§ Exercise objective:
Keep only those lines of the records that include the string "SRMTID".

Stored items from a collection:
►
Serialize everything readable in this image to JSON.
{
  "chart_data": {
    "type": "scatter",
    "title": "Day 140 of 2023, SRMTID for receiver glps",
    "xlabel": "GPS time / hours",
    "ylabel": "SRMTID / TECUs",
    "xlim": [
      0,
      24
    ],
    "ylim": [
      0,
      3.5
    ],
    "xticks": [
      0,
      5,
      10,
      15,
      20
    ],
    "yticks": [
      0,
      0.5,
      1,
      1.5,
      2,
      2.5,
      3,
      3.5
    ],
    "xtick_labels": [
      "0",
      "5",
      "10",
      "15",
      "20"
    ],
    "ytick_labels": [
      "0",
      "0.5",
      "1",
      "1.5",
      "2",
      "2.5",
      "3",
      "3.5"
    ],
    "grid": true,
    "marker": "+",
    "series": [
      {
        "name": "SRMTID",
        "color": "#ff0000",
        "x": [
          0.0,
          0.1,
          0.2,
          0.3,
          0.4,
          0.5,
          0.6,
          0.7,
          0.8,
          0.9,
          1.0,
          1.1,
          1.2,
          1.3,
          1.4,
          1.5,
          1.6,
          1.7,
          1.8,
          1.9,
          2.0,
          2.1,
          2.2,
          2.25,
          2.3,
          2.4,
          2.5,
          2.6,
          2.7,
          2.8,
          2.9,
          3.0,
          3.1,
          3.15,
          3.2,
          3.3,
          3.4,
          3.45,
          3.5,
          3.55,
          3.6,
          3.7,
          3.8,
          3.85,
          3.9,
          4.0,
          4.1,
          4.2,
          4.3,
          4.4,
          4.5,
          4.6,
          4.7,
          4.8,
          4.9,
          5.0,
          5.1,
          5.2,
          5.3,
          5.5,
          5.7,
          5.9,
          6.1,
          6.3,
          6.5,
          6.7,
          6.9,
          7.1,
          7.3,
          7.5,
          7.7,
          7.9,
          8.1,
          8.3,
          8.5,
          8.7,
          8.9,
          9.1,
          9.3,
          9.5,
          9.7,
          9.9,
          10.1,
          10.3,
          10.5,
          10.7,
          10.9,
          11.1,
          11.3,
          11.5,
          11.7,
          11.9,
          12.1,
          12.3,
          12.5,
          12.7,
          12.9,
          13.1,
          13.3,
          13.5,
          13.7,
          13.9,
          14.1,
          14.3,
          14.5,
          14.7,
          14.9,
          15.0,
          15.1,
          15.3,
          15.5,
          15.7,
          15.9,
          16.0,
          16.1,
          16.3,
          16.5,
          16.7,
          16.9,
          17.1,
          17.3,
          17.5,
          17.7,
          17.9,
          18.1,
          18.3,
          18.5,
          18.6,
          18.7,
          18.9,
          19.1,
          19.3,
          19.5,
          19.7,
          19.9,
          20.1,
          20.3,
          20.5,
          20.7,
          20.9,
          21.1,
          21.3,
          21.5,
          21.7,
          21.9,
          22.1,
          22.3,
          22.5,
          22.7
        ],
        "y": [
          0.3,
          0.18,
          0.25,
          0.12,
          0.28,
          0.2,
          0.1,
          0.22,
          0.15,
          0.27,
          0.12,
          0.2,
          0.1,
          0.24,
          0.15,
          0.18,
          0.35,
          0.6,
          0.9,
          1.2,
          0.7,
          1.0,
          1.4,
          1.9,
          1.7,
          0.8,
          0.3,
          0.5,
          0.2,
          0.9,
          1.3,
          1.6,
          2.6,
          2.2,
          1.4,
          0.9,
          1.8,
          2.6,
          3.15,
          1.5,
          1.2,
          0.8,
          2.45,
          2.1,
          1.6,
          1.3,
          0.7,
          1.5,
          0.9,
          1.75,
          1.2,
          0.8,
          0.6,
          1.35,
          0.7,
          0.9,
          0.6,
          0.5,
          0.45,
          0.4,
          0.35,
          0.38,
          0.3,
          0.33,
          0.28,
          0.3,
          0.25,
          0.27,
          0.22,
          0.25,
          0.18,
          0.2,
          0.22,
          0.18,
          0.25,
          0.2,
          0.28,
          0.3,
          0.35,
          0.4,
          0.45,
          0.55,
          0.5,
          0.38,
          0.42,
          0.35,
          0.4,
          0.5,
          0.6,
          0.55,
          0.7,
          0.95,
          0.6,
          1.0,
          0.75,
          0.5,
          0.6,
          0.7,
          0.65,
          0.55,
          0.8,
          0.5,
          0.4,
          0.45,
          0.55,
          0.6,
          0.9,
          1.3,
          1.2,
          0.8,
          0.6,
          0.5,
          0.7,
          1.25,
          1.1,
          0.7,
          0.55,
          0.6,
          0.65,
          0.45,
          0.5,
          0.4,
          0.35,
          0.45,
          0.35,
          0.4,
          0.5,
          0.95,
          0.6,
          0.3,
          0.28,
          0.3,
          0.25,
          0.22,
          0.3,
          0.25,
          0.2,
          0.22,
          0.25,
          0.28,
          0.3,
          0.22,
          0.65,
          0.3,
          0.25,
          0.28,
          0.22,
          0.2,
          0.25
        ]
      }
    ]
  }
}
◄
§ Output for this exercise:
    "title": "Day 140 of 2023, SRMTID for receiver glps",
    "ylabel": "SRMTID / TECUs",
        "name": "SRMTID",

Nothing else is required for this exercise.